Data to process
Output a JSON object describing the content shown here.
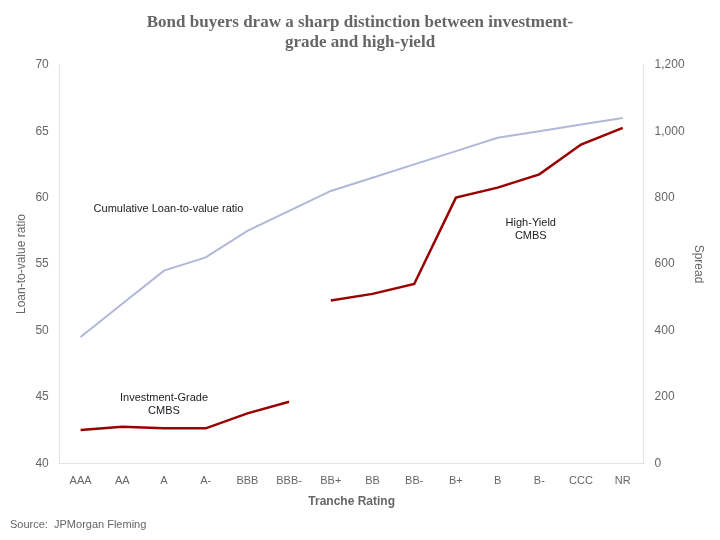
{
  "chart_data": {
    "type": "line",
    "title": "Bond buyers draw a sharp distinction between investment-\ngrade and high-yield",
    "categories": [
      "AAA",
      "AA",
      "A",
      "A-",
      "BBB",
      "BBB-",
      "BB+",
      "BB",
      "BB-",
      "B+",
      "B",
      "B-",
      "CCC",
      "NR"
    ],
    "xlabel": "Tranche Rating",
    "ylabel": "Loan-to-value ratio",
    "y2label": "Spread",
    "ylim": [
      40,
      70
    ],
    "yticks": [
      40,
      45,
      50,
      55,
      60,
      65,
      70
    ],
    "y2lim": [
      0,
      1200
    ],
    "y2ticks": [
      0,
      200,
      400,
      600,
      800,
      1000,
      1200
    ],
    "grid": false,
    "series": [
      {
        "name": "Cumulative Loan-to-value ratio",
        "color": "#b0b8d8",
        "marker": "none",
        "values": [
          49.5,
          52.0,
          54.5,
          55.5,
          57.5,
          59.0,
          60.5,
          61.5,
          62.5,
          63.5,
          64.5,
          65.0,
          65.5,
          66.0
        ]
      },
      {
        "name": "Investment-Grade\nCMBS",
        "color": "#990000",
        "marker": "none",
        "axis": "y2",
        "values": [
          100,
          110,
          105,
          105,
          150,
          185,
          null,
          null,
          null,
          null,
          null,
          null,
          null,
          null
        ]
      },
      {
        "name": "High-Yield\nCMBS",
        "color": "#990000",
        "marker": "none",
        "axis": "y2",
        "values": [
          null,
          null,
          null,
          null,
          null,
          null,
          490,
          510,
          540,
          800,
          830,
          870,
          960,
          1010
        ]
      }
    ],
    "annotations": [
      "Source:  JPMorgan Fleming"
    ]
  }
}
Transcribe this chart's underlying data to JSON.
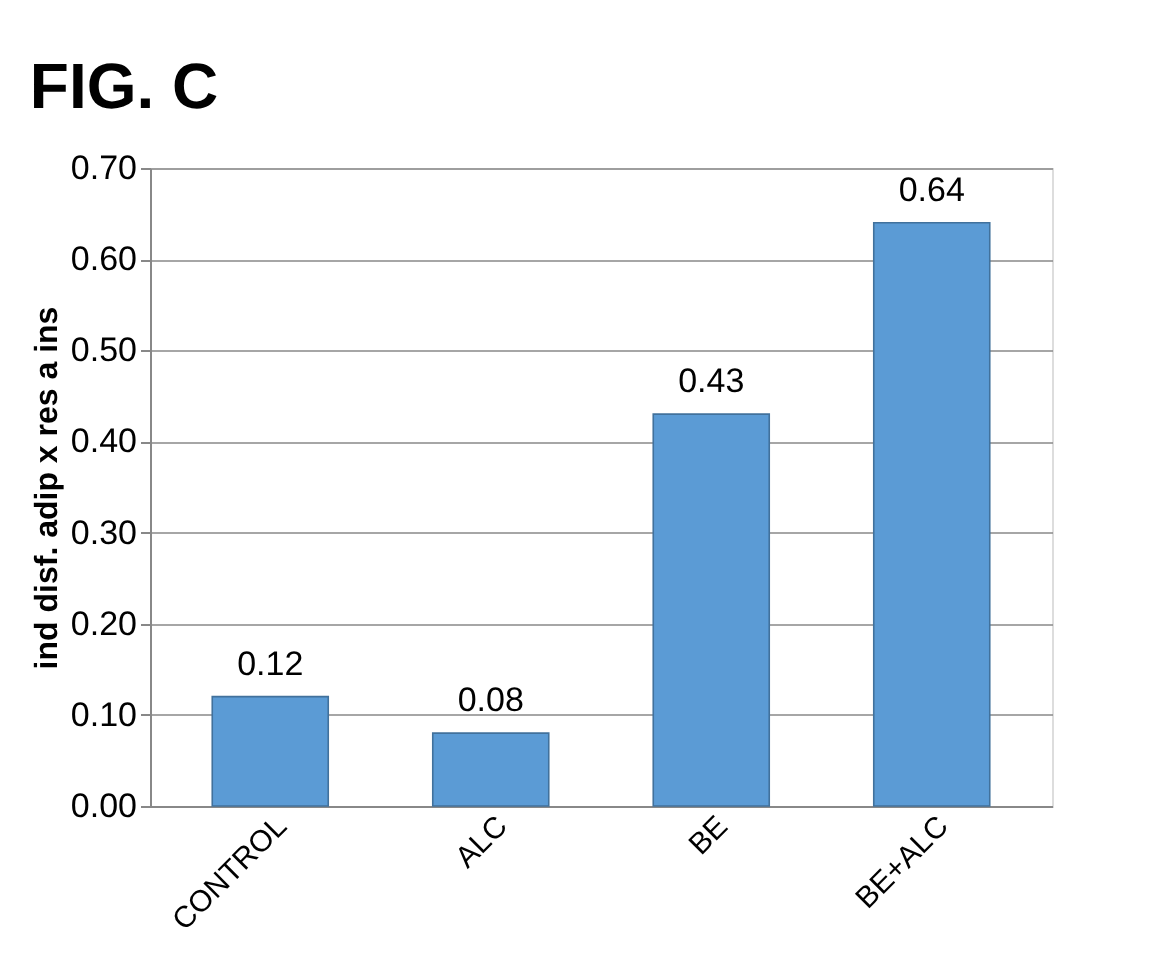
{
  "chart_data": {
    "type": "bar",
    "title": "FIG. C",
    "ylabel": "ind disf. adip x res a ins",
    "categories": [
      "CONTROL",
      "ALC",
      "BE",
      "BE+ALC"
    ],
    "values": [
      0.12,
      0.08,
      0.43,
      0.64
    ],
    "color": "#5b9bd5",
    "ylim": [
      0,
      0.7
    ],
    "yticks": [
      {
        "value": 0,
        "label": "0.00"
      },
      {
        "value": 0.1,
        "label": "0.10"
      },
      {
        "value": 0.2,
        "label": "0.20"
      },
      {
        "value": 0.3,
        "label": "0.30"
      },
      {
        "value": 0.4,
        "label": "0.40"
      },
      {
        "value": 0.5,
        "label": "0.50"
      },
      {
        "value": 0.6,
        "label": "0.60"
      },
      {
        "value": 0.7,
        "label": "0.70"
      }
    ],
    "grid": "y",
    "data_labels": true
  }
}
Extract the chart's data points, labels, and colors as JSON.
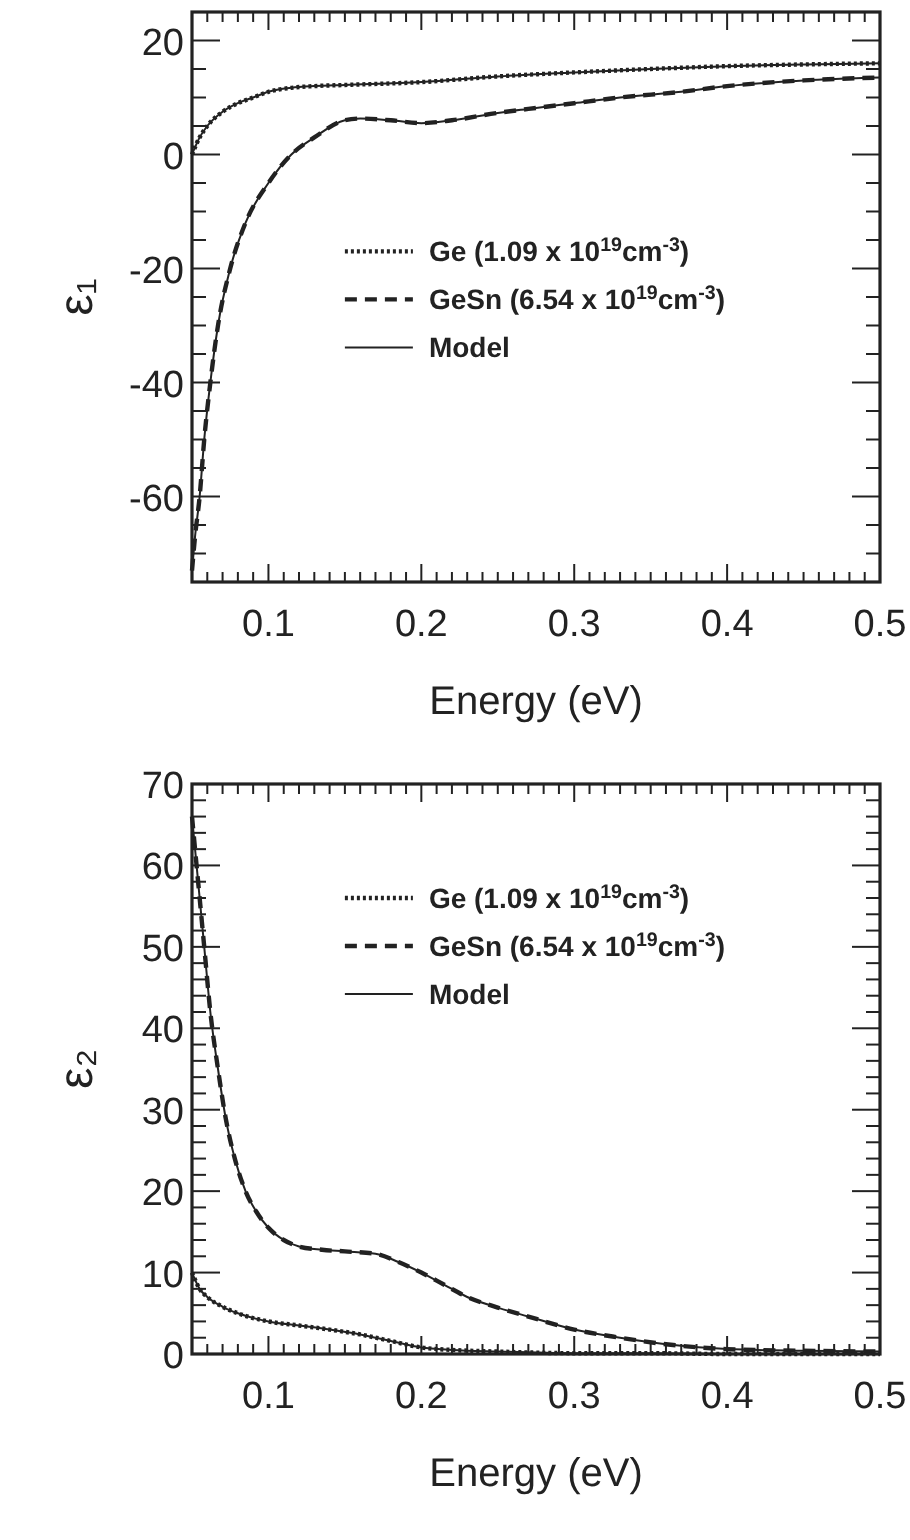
{
  "chart_data": [
    {
      "type": "line",
      "ylabel": "ε₁",
      "xlabel": "Energy (eV)",
      "xlim": [
        0.05,
        0.5
      ],
      "ylim": [
        -75,
        25
      ],
      "xticks": [
        {
          "value": 0.05,
          "label": null
        },
        {
          "value": 0.06,
          "label": null
        },
        {
          "value": 0.07,
          "label": null
        },
        {
          "value": 0.08,
          "label": null
        },
        {
          "value": 0.09,
          "label": null
        },
        0.1,
        {
          "value": 0.11,
          "label": null
        },
        {
          "value": 0.12,
          "label": null
        },
        {
          "value": 0.13,
          "label": null
        },
        {
          "value": 0.14,
          "label": null
        },
        {
          "value": 0.15,
          "label": null
        },
        {
          "value": 0.16,
          "label": null
        },
        {
          "value": 0.17,
          "label": null
        },
        {
          "value": 0.18,
          "label": null
        },
        {
          "value": 0.19,
          "label": null
        },
        0.2,
        {
          "value": 0.21,
          "label": null
        },
        {
          "value": 0.22,
          "label": null
        },
        {
          "value": 0.23,
          "label": null
        },
        {
          "value": 0.24,
          "label": null
        },
        {
          "value": 0.25,
          "label": null
        },
        {
          "value": 0.26,
          "label": null
        },
        {
          "value": 0.27,
          "label": null
        },
        {
          "value": 0.28,
          "label": null
        },
        {
          "value": 0.29,
          "label": null
        },
        0.3,
        {
          "value": 0.31,
          "label": null
        },
        {
          "value": 0.32,
          "label": null
        },
        {
          "value": 0.33,
          "label": null
        },
        {
          "value": 0.34,
          "label": null
        },
        {
          "value": 0.35,
          "label": null
        },
        {
          "value": 0.36,
          "label": null
        },
        {
          "value": 0.37,
          "label": null
        },
        {
          "value": 0.38,
          "label": null
        },
        {
          "value": 0.39,
          "label": null
        },
        0.4,
        {
          "value": 0.41,
          "label": null
        },
        {
          "value": 0.42,
          "label": null
        },
        {
          "value": 0.43,
          "label": null
        },
        {
          "value": 0.44,
          "label": null
        },
        {
          "value": 0.45,
          "label": null
        },
        {
          "value": 0.46,
          "label": null
        },
        {
          "value": 0.47,
          "label": null
        },
        {
          "value": 0.48,
          "label": null
        },
        {
          "value": 0.49,
          "label": null
        },
        0.5
      ],
      "yticks": [
        {
          "value": -70,
          "label": null
        },
        {
          "value": -65,
          "label": null
        },
        -60,
        {
          "value": -55,
          "label": null
        },
        {
          "value": -50,
          "label": null
        },
        {
          "value": -45,
          "label": null
        },
        -40,
        {
          "value": -35,
          "label": null
        },
        {
          "value": -30,
          "label": null
        },
        {
          "value": -25,
          "label": null
        },
        -20,
        {
          "value": -15,
          "label": null
        },
        {
          "value": -10,
          "label": null
        },
        {
          "value": -5,
          "label": null
        },
        0,
        {
          "value": 5,
          "label": null
        },
        {
          "value": 10,
          "label": null
        },
        {
          "value": 15,
          "label": null
        },
        20
      ],
      "legend": "center",
      "series": [
        {
          "name": "Ge (1.09 x 10$^{19}$cm$^{-3}$)",
          "color": "#222222",
          "line_style": "dotted",
          "x": [
            0.05,
            0.055,
            0.06,
            0.07,
            0.08,
            0.09,
            0.1,
            0.115,
            0.13,
            0.15,
            0.2,
            0.25,
            0.3,
            0.35,
            0.4,
            0.45,
            0.5
          ],
          "values": [
            0,
            3,
            5,
            7.5,
            9,
            10,
            11,
            11.7,
            12,
            12.2,
            12.7,
            13.7,
            14.4,
            15,
            15.5,
            15.8,
            16
          ]
        },
        {
          "name": "GeSn (6.54 x 10$^{19}$cm$^{-3}$)",
          "color": "#222222",
          "line_style": "dashed",
          "x": [
            0.05,
            0.052,
            0.055,
            0.058,
            0.062,
            0.067,
            0.075,
            0.085,
            0.1,
            0.115,
            0.13,
            0.15,
            0.16,
            0.18,
            0.2,
            0.22,
            0.25,
            0.27,
            0.3,
            0.33,
            0.37,
            0.4,
            0.45,
            0.5
          ],
          "values": [
            -73,
            -67,
            -60,
            -50,
            -40,
            -30,
            -20,
            -12,
            -5,
            0,
            3,
            6,
            6.3,
            6,
            5.5,
            6,
            7.3,
            8,
            9,
            10,
            11,
            12,
            13,
            13.5
          ]
        },
        {
          "name": "Model",
          "color": "#222222",
          "line_style": "solid",
          "x": [
            0.05,
            0.052,
            0.055,
            0.058,
            0.062,
            0.067,
            0.075,
            0.085,
            0.1,
            0.115,
            0.13,
            0.15,
            0.16,
            0.18,
            0.2,
            0.22,
            0.25,
            0.27,
            0.3,
            0.33,
            0.37,
            0.4,
            0.45,
            0.5
          ],
          "values": [
            -73,
            -67,
            -60,
            -50,
            -40,
            -30,
            -20,
            -12,
            -5,
            0,
            3,
            6,
            6.3,
            6,
            5.5,
            6,
            7.3,
            8,
            9,
            10,
            11,
            12,
            13,
            13.5
          ]
        },
        {
          "color": "#222222",
          "line_style": "solid",
          "x": [
            0.05,
            0.055,
            0.06,
            0.07,
            0.08,
            0.09,
            0.1,
            0.115,
            0.13,
            0.15,
            0.2,
            0.25,
            0.3,
            0.35,
            0.4,
            0.45,
            0.5
          ],
          "values": [
            0,
            3,
            5,
            7.5,
            9,
            10,
            11,
            11.7,
            12,
            12.2,
            12.7,
            13.7,
            14.4,
            15,
            15.5,
            15.8,
            16
          ]
        }
      ]
    },
    {
      "type": "line",
      "ylabel": "ε₂",
      "xlabel": "Energy (eV)",
      "xlim": [
        0.05,
        0.5
      ],
      "ylim": [
        0,
        70
      ],
      "xticks": [
        {
          "value": 0.05,
          "label": null
        },
        {
          "value": 0.06,
          "label": null
        },
        {
          "value": 0.07,
          "label": null
        },
        {
          "value": 0.08,
          "label": null
        },
        {
          "value": 0.09,
          "label": null
        },
        0.1,
        {
          "value": 0.11,
          "label": null
        },
        {
          "value": 0.12,
          "label": null
        },
        {
          "value": 0.13,
          "label": null
        },
        {
          "value": 0.14,
          "label": null
        },
        {
          "value": 0.15,
          "label": null
        },
        {
          "value": 0.16,
          "label": null
        },
        {
          "value": 0.17,
          "label": null
        },
        {
          "value": 0.18,
          "label": null
        },
        {
          "value": 0.19,
          "label": null
        },
        0.2,
        {
          "value": 0.21,
          "label": null
        },
        {
          "value": 0.22,
          "label": null
        },
        {
          "value": 0.23,
          "label": null
        },
        {
          "value": 0.24,
          "label": null
        },
        {
          "value": 0.25,
          "label": null
        },
        {
          "value": 0.26,
          "label": null
        },
        {
          "value": 0.27,
          "label": null
        },
        {
          "value": 0.28,
          "label": null
        },
        {
          "value": 0.29,
          "label": null
        },
        0.3,
        {
          "value": 0.31,
          "label": null
        },
        {
          "value": 0.32,
          "label": null
        },
        {
          "value": 0.33,
          "label": null
        },
        {
          "value": 0.34,
          "label": null
        },
        {
          "value": 0.35,
          "label": null
        },
        {
          "value": 0.36,
          "label": null
        },
        {
          "value": 0.37,
          "label": null
        },
        {
          "value": 0.38,
          "label": null
        },
        {
          "value": 0.39,
          "label": null
        },
        0.4,
        {
          "value": 0.41,
          "label": null
        },
        {
          "value": 0.42,
          "label": null
        },
        {
          "value": 0.43,
          "label": null
        },
        {
          "value": 0.44,
          "label": null
        },
        {
          "value": 0.45,
          "label": null
        },
        {
          "value": 0.46,
          "label": null
        },
        {
          "value": 0.47,
          "label": null
        },
        {
          "value": 0.48,
          "label": null
        },
        {
          "value": 0.49,
          "label": null
        },
        0.5
      ],
      "yticks": [
        0,
        {
          "value": 2,
          "label": null
        },
        {
          "value": 4,
          "label": null
        },
        {
          "value": 6,
          "label": null
        },
        {
          "value": 8,
          "label": null
        },
        10,
        {
          "value": 12,
          "label": null
        },
        {
          "value": 14,
          "label": null
        },
        {
          "value": 16,
          "label": null
        },
        {
          "value": 18,
          "label": null
        },
        20,
        {
          "value": 22,
          "label": null
        },
        {
          "value": 24,
          "label": null
        },
        {
          "value": 26,
          "label": null
        },
        {
          "value": 28,
          "label": null
        },
        30,
        {
          "value": 32,
          "label": null
        },
        {
          "value": 34,
          "label": null
        },
        {
          "value": 36,
          "label": null
        },
        {
          "value": 38,
          "label": null
        },
        40,
        {
          "value": 42,
          "label": null
        },
        {
          "value": 44,
          "label": null
        },
        {
          "value": 46,
          "label": null
        },
        {
          "value": 48,
          "label": null
        },
        50,
        {
          "value": 52,
          "label": null
        },
        {
          "value": 54,
          "label": null
        },
        {
          "value": 56,
          "label": null
        },
        {
          "value": 58,
          "label": null
        },
        60,
        {
          "value": 62,
          "label": null
        },
        {
          "value": 64,
          "label": null
        },
        {
          "value": 66,
          "label": null
        },
        {
          "value": 68,
          "label": null
        },
        70
      ],
      "legend": "top",
      "series": [
        {
          "name": "Ge (1.09 x 10$^{19}$cm$^{-3}$)",
          "color": "#222222",
          "line_style": "dotted",
          "x": [
            0.05,
            0.055,
            0.06,
            0.07,
            0.08,
            0.1,
            0.12,
            0.14,
            0.16,
            0.18,
            0.2,
            0.22,
            0.25,
            0.3,
            0.35,
            0.4,
            0.5
          ],
          "values": [
            10,
            8,
            7,
            5.8,
            5,
            4,
            3.5,
            3,
            2.4,
            1.6,
            0.8,
            0.5,
            0.3,
            0.1,
            0.1,
            0,
            0
          ]
        },
        {
          "name": "GeSn (6.54 x 10$^{19}$cm$^{-3}$)",
          "color": "#222222",
          "line_style": "dashed",
          "x": [
            0.05,
            0.052,
            0.055,
            0.058,
            0.062,
            0.067,
            0.072,
            0.078,
            0.085,
            0.092,
            0.1,
            0.11,
            0.12,
            0.135,
            0.15,
            0.17,
            0.185,
            0.2,
            0.215,
            0.23,
            0.25,
            0.27,
            0.3,
            0.33,
            0.36,
            0.4,
            0.45,
            0.5
          ],
          "values": [
            66,
            62,
            56,
            50,
            42,
            35,
            29,
            24,
            20,
            17.5,
            15.5,
            14,
            13.2,
            12.8,
            12.6,
            12.3,
            11.3,
            10,
            8.5,
            7,
            5.7,
            4.6,
            3,
            2,
            1.2,
            0.6,
            0.4,
            0.3
          ]
        },
        {
          "name": "Model",
          "color": "#222222",
          "line_style": "solid",
          "x": [
            0.05,
            0.052,
            0.055,
            0.058,
            0.062,
            0.067,
            0.072,
            0.078,
            0.085,
            0.092,
            0.1,
            0.11,
            0.12,
            0.135,
            0.15,
            0.17,
            0.185,
            0.2,
            0.215,
            0.23,
            0.25,
            0.27,
            0.3,
            0.33,
            0.36,
            0.4,
            0.45,
            0.5
          ],
          "values": [
            66,
            62,
            56,
            50,
            42,
            35,
            29,
            24,
            20,
            17.5,
            15.5,
            14,
            13.2,
            12.8,
            12.6,
            12.3,
            11.3,
            10,
            8.5,
            7,
            5.7,
            4.6,
            3,
            2,
            1.2,
            0.6,
            0.4,
            0.3
          ]
        },
        {
          "color": "#222222",
          "line_style": "solid",
          "x": [
            0.05,
            0.055,
            0.06,
            0.07,
            0.08,
            0.1,
            0.12,
            0.14,
            0.16,
            0.18,
            0.2,
            0.22,
            0.25,
            0.3,
            0.35,
            0.4,
            0.5
          ],
          "values": [
            10,
            8,
            7,
            5.8,
            5,
            4,
            3.5,
            3,
            2.4,
            1.6,
            0.8,
            0.5,
            0.3,
            0.1,
            0.1,
            0,
            0
          ]
        }
      ]
    }
  ]
}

The exercise
Search the data above for the word "Loan", then gather each line in which it appears.

Result for this task
    "ylabel": "Loan-to-value ratio",
        "name": "Cumulative Loan-to-value ratio",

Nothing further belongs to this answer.